Exercise directions: Produce one exact copy of the records, no pictures.

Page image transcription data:
--

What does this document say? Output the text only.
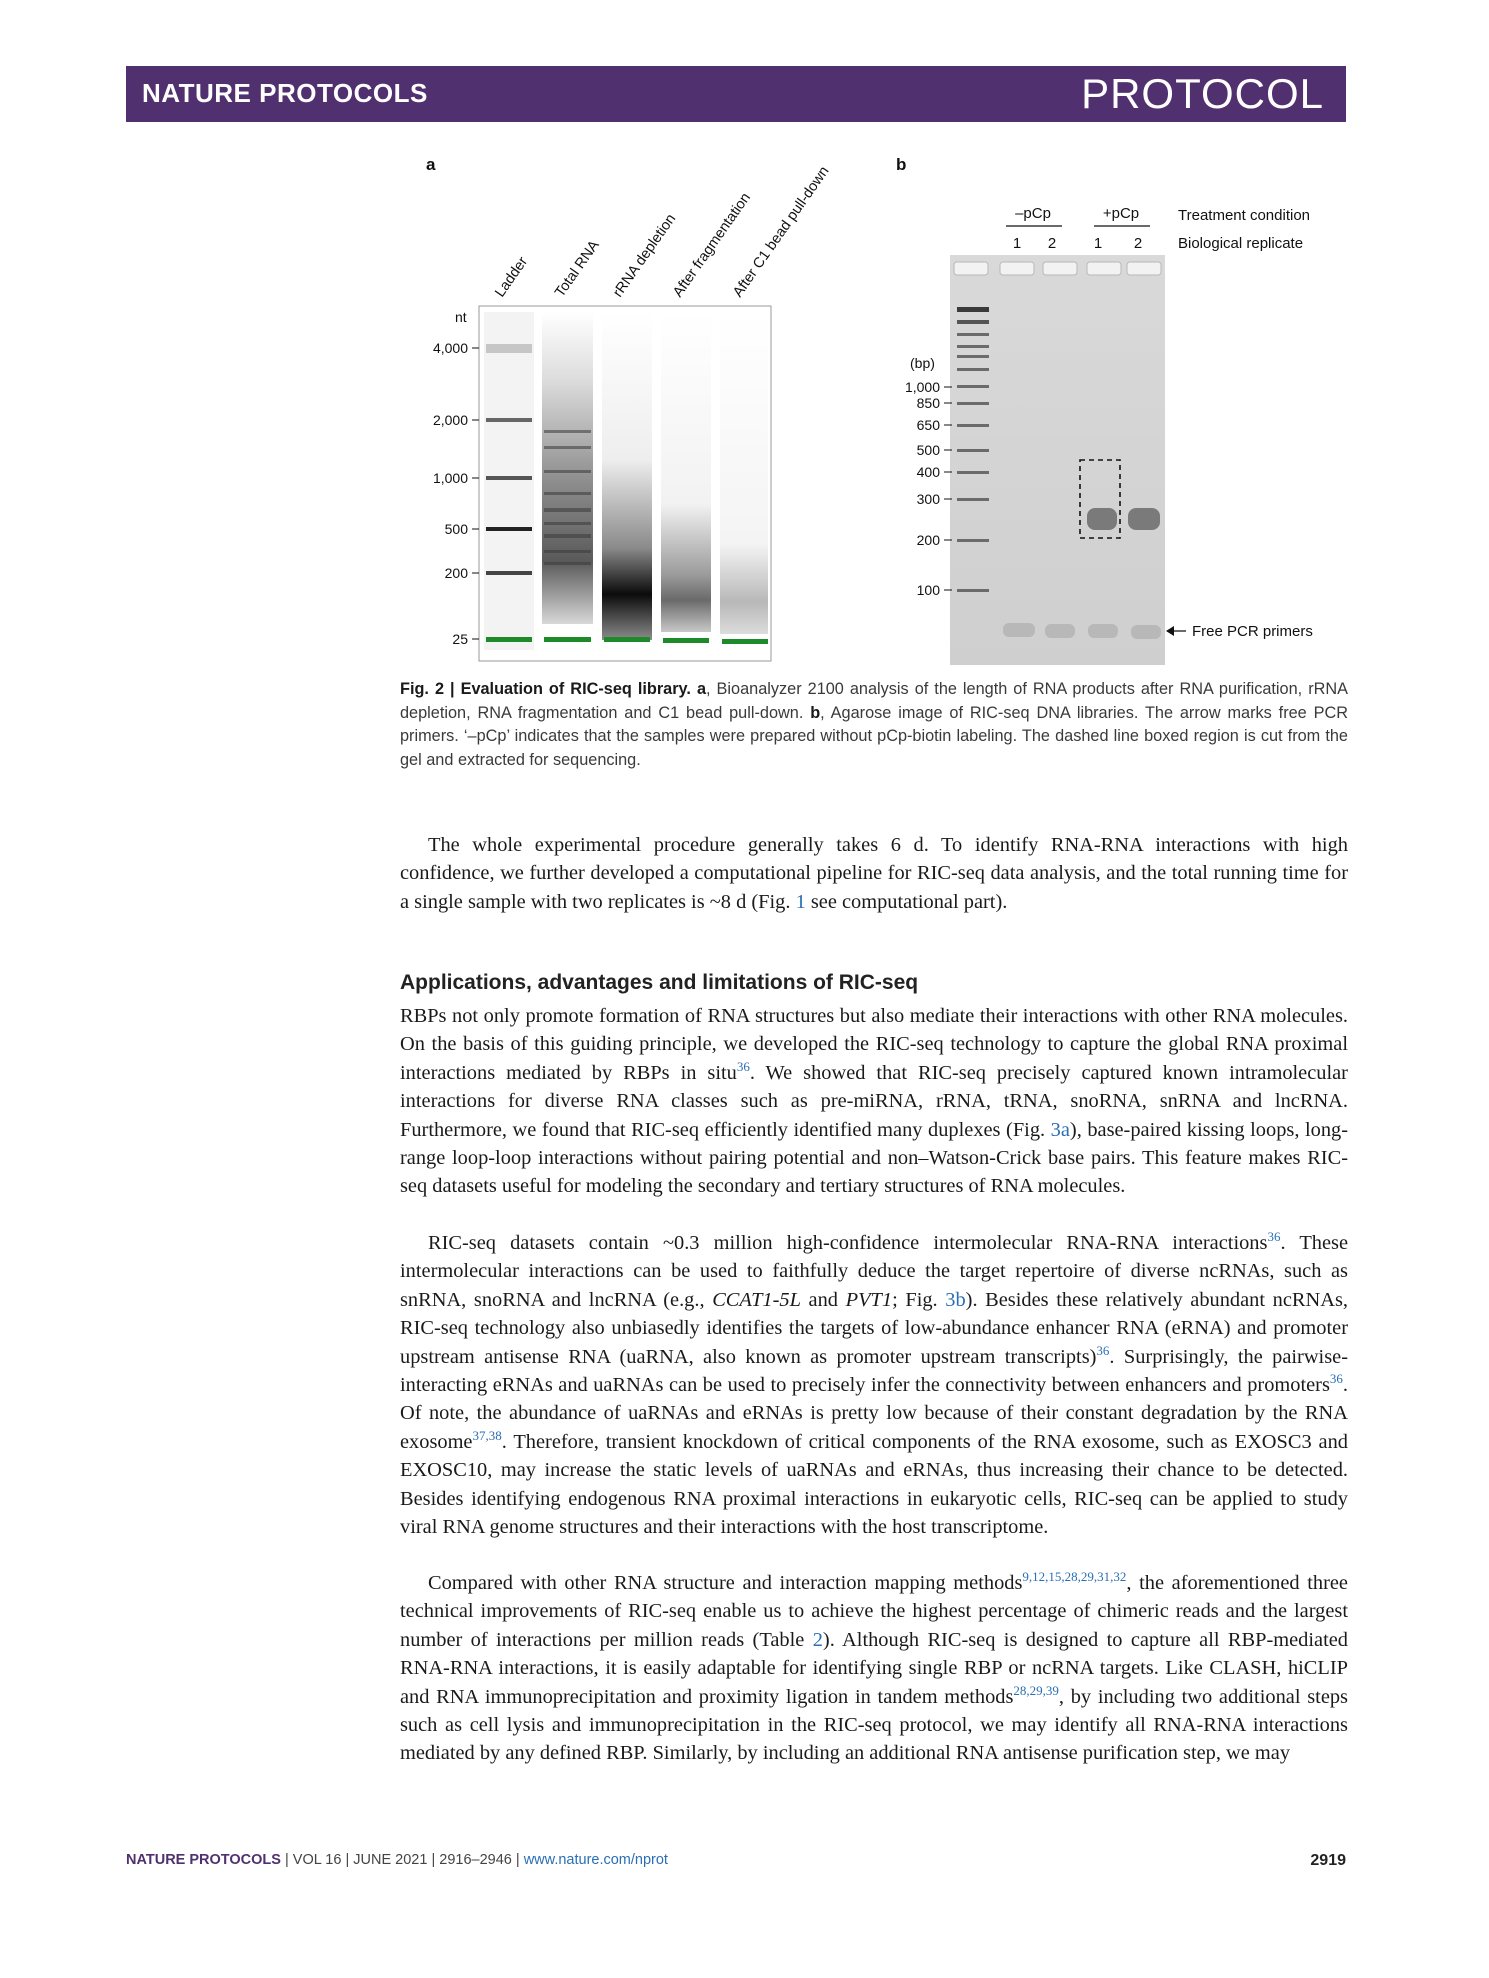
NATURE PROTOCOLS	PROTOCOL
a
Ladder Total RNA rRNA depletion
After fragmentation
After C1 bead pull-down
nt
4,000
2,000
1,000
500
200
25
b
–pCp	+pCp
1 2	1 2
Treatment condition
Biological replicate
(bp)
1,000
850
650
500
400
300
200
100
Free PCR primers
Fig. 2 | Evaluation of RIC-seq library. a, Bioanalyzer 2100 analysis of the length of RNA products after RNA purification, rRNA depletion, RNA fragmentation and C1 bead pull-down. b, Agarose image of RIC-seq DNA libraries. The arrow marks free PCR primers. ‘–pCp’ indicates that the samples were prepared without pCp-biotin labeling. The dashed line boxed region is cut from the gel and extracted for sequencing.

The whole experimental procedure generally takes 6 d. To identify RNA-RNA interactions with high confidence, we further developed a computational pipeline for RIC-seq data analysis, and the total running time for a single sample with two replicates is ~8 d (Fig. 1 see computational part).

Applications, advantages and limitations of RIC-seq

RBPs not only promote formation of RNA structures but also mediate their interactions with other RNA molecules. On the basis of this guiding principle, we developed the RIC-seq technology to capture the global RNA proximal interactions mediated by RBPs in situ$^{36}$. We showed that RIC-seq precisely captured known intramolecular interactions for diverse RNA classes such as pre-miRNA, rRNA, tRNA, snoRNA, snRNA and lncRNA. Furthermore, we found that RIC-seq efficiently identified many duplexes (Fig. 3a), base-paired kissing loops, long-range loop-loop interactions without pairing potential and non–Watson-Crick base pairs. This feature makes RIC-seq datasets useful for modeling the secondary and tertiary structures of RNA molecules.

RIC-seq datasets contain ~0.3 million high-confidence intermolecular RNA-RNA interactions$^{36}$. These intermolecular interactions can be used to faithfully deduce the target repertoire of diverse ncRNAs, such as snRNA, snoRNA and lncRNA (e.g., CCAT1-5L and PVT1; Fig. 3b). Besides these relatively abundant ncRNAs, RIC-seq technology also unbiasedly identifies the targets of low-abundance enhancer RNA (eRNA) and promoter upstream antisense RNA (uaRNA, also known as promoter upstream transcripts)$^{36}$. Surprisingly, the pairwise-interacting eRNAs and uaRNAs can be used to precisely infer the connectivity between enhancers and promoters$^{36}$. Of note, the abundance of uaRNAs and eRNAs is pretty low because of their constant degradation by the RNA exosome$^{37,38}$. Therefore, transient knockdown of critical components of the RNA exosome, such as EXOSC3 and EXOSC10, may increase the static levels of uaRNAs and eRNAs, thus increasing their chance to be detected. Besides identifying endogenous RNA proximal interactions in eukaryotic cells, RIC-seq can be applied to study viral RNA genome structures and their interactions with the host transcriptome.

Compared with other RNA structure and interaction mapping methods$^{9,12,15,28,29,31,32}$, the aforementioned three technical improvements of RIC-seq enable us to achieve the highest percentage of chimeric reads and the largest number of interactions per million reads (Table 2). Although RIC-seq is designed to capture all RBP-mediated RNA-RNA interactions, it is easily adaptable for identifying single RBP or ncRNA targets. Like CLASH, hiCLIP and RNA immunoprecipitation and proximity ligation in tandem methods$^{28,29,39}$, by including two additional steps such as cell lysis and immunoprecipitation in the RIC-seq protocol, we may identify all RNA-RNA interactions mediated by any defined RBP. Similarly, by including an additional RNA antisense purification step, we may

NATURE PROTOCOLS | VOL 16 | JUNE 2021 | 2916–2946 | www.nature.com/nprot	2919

--

Task output:
What does this document say? Output the text only.
NATURE PROTOCOLS	PROTOCOL
a
Ladder Total RNA rRNA depletion
After fragmentation
After C1 bead pull-down
nt
4,000
2,000
1,000
500
200
25
b
–pCp	+pCp
1 2	1 2
Treatment condition
Biological replicate
(bp)
1,000
850
650
500
400
300
200
100
Free PCR primers
Fig. 2 | Evaluation of RIC-seq library. a, Bioanalyzer 2100 analysis of the length of RNA products after RNA purification, rRNA depletion, RNA fragmentation and C1 bead pull-down. b, Agarose image of RIC-seq DNA libraries. The arrow marks free PCR primers. ‘–pCp’ indicates that the samples were prepared without pCp-biotin labeling. The dashed line boxed region is cut from the gel and extracted for sequencing.

The whole experimental procedure generally takes 6 d. To identify RNA-RNA interactions with high confidence, we further developed a computational pipeline for RIC-seq data analysis, and the total running time for a single sample with two replicates is ~8 d (Fig. 1 see computational part).

Applications, advantages and limitations of RIC-seq

RBPs not only promote formation of RNA structures but also mediate their interactions with other RNA molecules. On the basis of this guiding principle, we developed the RIC-seq technology to capture the global RNA proximal interactions mediated by RBPs in situ$^{36}$. We showed that RIC-seq precisely captured known intramolecular interactions for diverse RNA classes such as pre-miRNA, rRNA, tRNA, snoRNA, snRNA and lncRNA. Furthermore, we found that RIC-seq efficiently identified many duplexes (Fig. 3a), base-paired kissing loops, long-range loop-loop interactions without pairing potential and non–Watson-Crick base pairs. This feature makes RIC-seq datasets useful for modeling the secondary and tertiary structures of RNA molecules.

RIC-seq datasets contain ~0.3 million high-confidence intermolecular RNA-RNA interactions$^{36}$. These intermolecular interactions can be used to faithfully deduce the target repertoire of diverse ncRNAs, such as snRNA, snoRNA and lncRNA (e.g., CCAT1-5L and PVT1; Fig. 3b). Besides these relatively abundant ncRNAs, RIC-seq technology also unbiasedly identifies the targets of low-abundance enhancer RNA (eRNA) and promoter upstream antisense RNA (uaRNA, also known as promoter upstream transcripts)$^{36}$. Surprisingly, the pairwise-interacting eRNAs and uaRNAs can be used to precisely infer the connectivity between enhancers and promoters$^{36}$. Of note, the abundance of uaRNAs and eRNAs is pretty low because of their constant degradation by the RNA exosome$^{37,38}$. Therefore, transient knockdown of critical components of the RNA exosome, such as EXOSC3 and EXOSC10, may increase the static levels of uaRNAs and eRNAs, thus increasing their chance to be detected. Besides identifying endogenous RNA proximal interactions in eukaryotic cells, RIC-seq can be applied to study viral RNA genome structures and their interactions with the host transcriptome.

Compared with other RNA structure and interaction mapping methods$^{9,12,15,28,29,31,32}$, the aforementioned three technical improvements of RIC-seq enable us to achieve the highest percentage of chimeric reads and the largest number of interactions per million reads (Table 2). Although RIC-seq is designed to capture all RBP-mediated RNA-RNA interactions, it is easily adaptable for identifying single RBP or ncRNA targets. Like CLASH, hiCLIP and RNA immunoprecipitation and proximity ligation in tandem methods$^{28,29,39}$, by including two additional steps such as cell lysis and immunoprecipitation in the RIC-seq protocol, we may identify all RNA-RNA interactions mediated by any defined RBP. Similarly, by including an additional RNA antisense purification step, we may

NATURE PROTOCOLS | VOL 16 | JUNE 2021 | 2916–2946 | www.nature.com/nprot	2919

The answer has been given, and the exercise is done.